◆ Exercise
Pick every line with "title" from the material below.

----------------

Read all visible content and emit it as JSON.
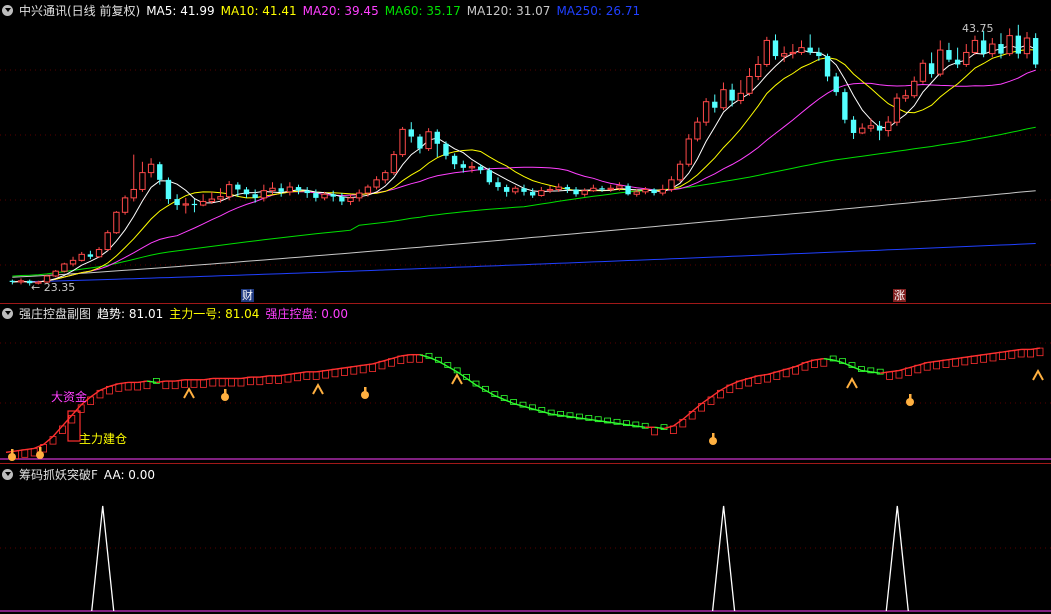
{
  "colors": {
    "up": "#ff4a4a",
    "down": "#54ffff",
    "ma5": "#ffffff",
    "ma10": "#ffff00",
    "ma20": "#ff40ff",
    "ma60": "#00e000",
    "ma120": "#c8c8c8",
    "ma250": "#2040ff",
    "grid": "#5a0000"
  },
  "main": {
    "title": "中兴通讯(日线 前复权)",
    "ma5": "MA5: 41.99",
    "ma10": "MA10: 41.41",
    "ma20": "MA20: 39.45",
    "ma60": "MA60: 35.17",
    "ma120": "MA120: 31.07",
    "ma250": "MA250: 26.71",
    "high_label": "43.75",
    "low_label": "← 23.35",
    "marker_cai": "财",
    "marker_zhang": "涨"
  },
  "sub1": {
    "title": "强庄控盘副图",
    "trend": "趋势: 81.01",
    "main1": "主力一号: 81.04",
    "control": "强庄控盘: 0.00",
    "big_funds": "大资金",
    "build": "主力建仓"
  },
  "sub2": {
    "title": "筹码抓妖突破F",
    "aa": "AA: 0.00"
  },
  "chart_data": [
    {
      "type": "candlestick",
      "title": "中兴通讯(日线 前复权)",
      "candles": [
        [
          23.6,
          23.5,
          23.7,
          23.3
        ],
        [
          23.5,
          23.6,
          23.8,
          23.3
        ],
        [
          23.6,
          23.4,
          23.7,
          23.2
        ],
        [
          23.4,
          23.5,
          23.6,
          23.3
        ],
        [
          23.5,
          24.0,
          24.1,
          23.4
        ],
        [
          24.0,
          24.4,
          24.5,
          23.9
        ],
        [
          24.4,
          25.0,
          25.1,
          24.3
        ],
        [
          25.0,
          25.3,
          25.6,
          24.8
        ],
        [
          25.3,
          25.8,
          26.0,
          25.2
        ],
        [
          25.8,
          25.6,
          26.1,
          25.4
        ],
        [
          25.6,
          26.2,
          26.4,
          25.5
        ],
        [
          26.2,
          27.6,
          27.8,
          26.1
        ],
        [
          27.6,
          29.3,
          29.4,
          27.5
        ],
        [
          29.3,
          30.5,
          30.7,
          29.1
        ],
        [
          30.5,
          31.2,
          34.1,
          30.2
        ],
        [
          31.2,
          32.6,
          33.5,
          31.0
        ],
        [
          32.6,
          33.3,
          33.8,
          32.2
        ],
        [
          33.3,
          32.0,
          33.5,
          31.6
        ],
        [
          32.0,
          30.4,
          32.2,
          30.0
        ],
        [
          30.4,
          29.9,
          30.8,
          29.5
        ],
        [
          29.9,
          30.0,
          30.5,
          29.2
        ],
        [
          30.0,
          29.9,
          30.4,
          29.3
        ],
        [
          29.9,
          30.2,
          30.8,
          29.8
        ],
        [
          30.2,
          30.4,
          31.0,
          30.0
        ],
        [
          30.4,
          30.6,
          31.3,
          30.1
        ],
        [
          30.6,
          31.6,
          31.9,
          30.3
        ],
        [
          31.6,
          31.2,
          31.8,
          30.6
        ],
        [
          31.2,
          30.8,
          31.4,
          30.5
        ],
        [
          30.8,
          30.5,
          31.2,
          30.1
        ],
        [
          30.5,
          31.1,
          31.6,
          30.2
        ],
        [
          31.1,
          31.3,
          31.8,
          30.8
        ],
        [
          31.3,
          31.0,
          31.7,
          30.6
        ],
        [
          31.0,
          31.4,
          31.8,
          30.7
        ],
        [
          31.4,
          31.1,
          31.6,
          30.8
        ],
        [
          31.1,
          30.9,
          31.4,
          30.5
        ],
        [
          30.9,
          30.5,
          31.2,
          30.2
        ],
        [
          30.5,
          30.8,
          31.0,
          30.3
        ],
        [
          30.8,
          30.6,
          31.1,
          30.2
        ],
        [
          30.6,
          30.2,
          30.9,
          29.9
        ],
        [
          30.2,
          30.5,
          30.8,
          29.9
        ],
        [
          30.5,
          30.9,
          31.2,
          30.2
        ],
        [
          30.9,
          31.4,
          31.6,
          30.6
        ],
        [
          31.4,
          32.0,
          32.3,
          31.2
        ],
        [
          32.0,
          32.6,
          32.8,
          31.7
        ],
        [
          32.6,
          34.1,
          34.4,
          32.4
        ],
        [
          34.1,
          36.2,
          36.4,
          33.9
        ],
        [
          36.2,
          35.6,
          36.8,
          35.1
        ],
        [
          35.6,
          34.6,
          35.8,
          34.2
        ],
        [
          34.6,
          36.0,
          36.3,
          34.4
        ],
        [
          36.0,
          35.0,
          36.2,
          33.9
        ],
        [
          35.0,
          34.0,
          35.2,
          33.7
        ],
        [
          34.0,
          33.3,
          34.2,
          32.9
        ],
        [
          33.3,
          33.0,
          33.6,
          32.6
        ],
        [
          33.0,
          33.1,
          33.5,
          32.6
        ],
        [
          33.1,
          32.8,
          33.3,
          32.5
        ],
        [
          32.8,
          31.8,
          33.0,
          31.6
        ],
        [
          31.8,
          31.4,
          32.2,
          31.1
        ],
        [
          31.4,
          31.0,
          31.6,
          30.6
        ],
        [
          31.0,
          31.3,
          31.5,
          30.8
        ],
        [
          31.3,
          31.0,
          31.6,
          30.7
        ],
        [
          31.0,
          30.7,
          31.3,
          30.5
        ],
        [
          30.7,
          31.1,
          31.4,
          30.6
        ],
        [
          31.1,
          31.2,
          31.5,
          30.9
        ],
        [
          31.2,
          31.4,
          31.7,
          31.0
        ],
        [
          31.4,
          31.2,
          31.6,
          30.9
        ],
        [
          31.2,
          30.8,
          31.4,
          30.6
        ],
        [
          30.8,
          31.1,
          31.3,
          30.6
        ],
        [
          31.1,
          31.3,
          31.6,
          31.0
        ],
        [
          31.3,
          31.2,
          31.5,
          31.0
        ],
        [
          31.2,
          31.3,
          31.6,
          31.0
        ],
        [
          31.3,
          31.5,
          31.8,
          31.1
        ],
        [
          31.5,
          30.8,
          31.7,
          30.7
        ],
        [
          30.8,
          31.0,
          31.2,
          30.6
        ],
        [
          31.0,
          31.2,
          31.4,
          30.8
        ],
        [
          31.2,
          30.9,
          31.3,
          30.7
        ],
        [
          30.9,
          31.2,
          31.6,
          30.7
        ],
        [
          31.2,
          32.0,
          32.3,
          31.0
        ],
        [
          32.0,
          33.3,
          33.6,
          31.8
        ],
        [
          33.3,
          35.4,
          35.8,
          33.1
        ],
        [
          35.4,
          36.8,
          37.2,
          35.2
        ],
        [
          36.8,
          38.5,
          38.8,
          36.5
        ],
        [
          38.5,
          38.0,
          39.1,
          37.6
        ],
        [
          38.0,
          39.5,
          40.1,
          37.8
        ],
        [
          39.5,
          38.6,
          40.0,
          38.1
        ],
        [
          38.6,
          39.2,
          40.3,
          38.3
        ],
        [
          39.2,
          40.6,
          41.3,
          39.0
        ],
        [
          40.6,
          41.6,
          42.3,
          40.3
        ],
        [
          41.6,
          43.6,
          43.9,
          41.4
        ],
        [
          43.6,
          42.3,
          44.1,
          42.0
        ],
        [
          42.3,
          42.5,
          43.1,
          41.8
        ],
        [
          42.5,
          42.6,
          43.3,
          42.1
        ],
        [
          42.6,
          43.0,
          43.6,
          42.4
        ],
        [
          43.0,
          42.6,
          44.1,
          42.4
        ],
        [
          42.6,
          42.3,
          43.0,
          41.9
        ],
        [
          42.3,
          40.6,
          42.5,
          40.2
        ],
        [
          40.6,
          39.3,
          40.9,
          39.0
        ],
        [
          39.3,
          37.0,
          39.6,
          36.7
        ],
        [
          37.0,
          35.9,
          37.3,
          35.4
        ],
        [
          35.9,
          36.3,
          36.7,
          35.8
        ],
        [
          36.3,
          36.5,
          37.1,
          36.0
        ],
        [
          36.5,
          36.1,
          36.9,
          35.3
        ],
        [
          36.1,
          36.8,
          37.3,
          35.6
        ],
        [
          36.8,
          38.8,
          39.2,
          36.5
        ],
        [
          38.8,
          39.0,
          39.5,
          38.5
        ],
        [
          39.0,
          40.2,
          40.6,
          38.8
        ],
        [
          40.2,
          41.7,
          42.0,
          40.0
        ],
        [
          41.7,
          40.8,
          42.6,
          40.5
        ],
        [
          40.8,
          42.8,
          43.6,
          40.6
        ],
        [
          42.8,
          42.0,
          43.4,
          41.8
        ],
        [
          42.0,
          41.6,
          43.0,
          41.3
        ],
        [
          41.6,
          42.6,
          43.3,
          41.4
        ],
        [
          42.6,
          43.6,
          44.0,
          42.4
        ],
        [
          43.6,
          42.5,
          44.4,
          42.2
        ],
        [
          42.5,
          43.3,
          43.8,
          42.2
        ],
        [
          43.3,
          42.5,
          44.2,
          42.1
        ],
        [
          42.5,
          44.0,
          44.6,
          42.3
        ],
        [
          44.0,
          42.5,
          44.9,
          42.1
        ],
        [
          42.5,
          43.8,
          44.3,
          42.1
        ],
        [
          43.8,
          41.6,
          44.2,
          41.3
        ]
      ],
      "ylim": [
        23.0,
        45.3
      ]
    },
    {
      "type": "line",
      "title": "强庄控盘副图",
      "series": [
        {
          "name": "主力一号",
          "values": [
            2,
            3,
            4,
            5,
            8,
            14,
            22,
            30,
            38,
            44,
            49,
            52,
            54,
            55,
            55,
            56,
            55,
            56,
            56,
            57,
            57,
            57,
            58,
            58,
            58,
            58,
            59,
            59,
            60,
            60,
            61,
            62,
            63,
            63,
            64,
            65,
            66,
            67,
            68,
            69,
            71,
            73,
            75,
            76,
            76,
            74,
            71,
            67,
            63,
            58,
            53,
            49,
            45,
            42,
            39,
            37,
            35,
            33,
            31,
            30,
            29,
            28,
            27,
            26,
            25,
            24,
            23,
            22,
            21,
            21,
            20,
            22,
            27,
            33,
            39,
            44,
            49,
            53,
            56,
            58,
            60,
            61,
            63,
            65,
            67,
            70,
            72,
            73,
            72,
            70,
            67,
            64,
            63,
            62,
            63,
            64,
            66,
            68,
            70,
            71,
            72,
            73,
            74,
            75,
            76,
            77,
            78,
            79,
            80,
            80,
            81
          ]
        }
      ],
      "ylim": [
        0,
        100
      ]
    },
    {
      "type": "line",
      "title": "筹码抓妖突破F",
      "series": [
        {
          "name": "AA",
          "values": [
            0,
            0,
            0,
            0,
            0,
            0,
            0,
            0,
            0,
            0,
            0,
            0,
            0,
            0,
            0,
            0,
            0,
            0,
            0,
            0,
            0,
            0,
            0,
            0,
            0,
            0,
            0,
            0,
            0,
            0,
            0,
            0,
            0,
            0,
            0,
            0,
            0,
            0,
            0,
            0,
            0,
            0,
            0,
            0,
            0,
            0,
            0,
            0,
            0,
            0,
            0,
            0,
            0,
            0,
            0,
            0,
            0,
            0,
            0,
            0,
            0,
            0,
            0,
            0,
            0,
            0,
            0,
            0,
            0,
            0,
            0,
            0,
            0,
            0,
            0,
            0,
            0,
            0,
            0,
            0,
            0,
            0,
            0,
            0,
            0,
            0,
            0,
            0,
            0,
            0,
            0,
            0,
            0,
            0,
            0,
            0,
            0,
            0,
            0,
            0,
            0,
            0,
            0,
            0,
            0,
            0,
            0,
            0,
            0,
            0,
            0
          ]
        }
      ],
      "spikes": [
        {
          "pos": 0.093,
          "value": 1
        },
        {
          "pos": 0.69,
          "value": 1
        },
        {
          "pos": 0.857,
          "value": 1
        }
      ],
      "ylim": [
        0,
        1.2
      ]
    }
  ]
}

----------------

◆ Response
    "title": "中兴通讯(日线 前复权)",
    "title": "强庄控盘副图",
    "title": "筹码抓妖突破F",
      "title": "中兴通讯(日线 前复权)",
      "title": "强庄控盘副图",
      "title": "筹码抓妖突破F",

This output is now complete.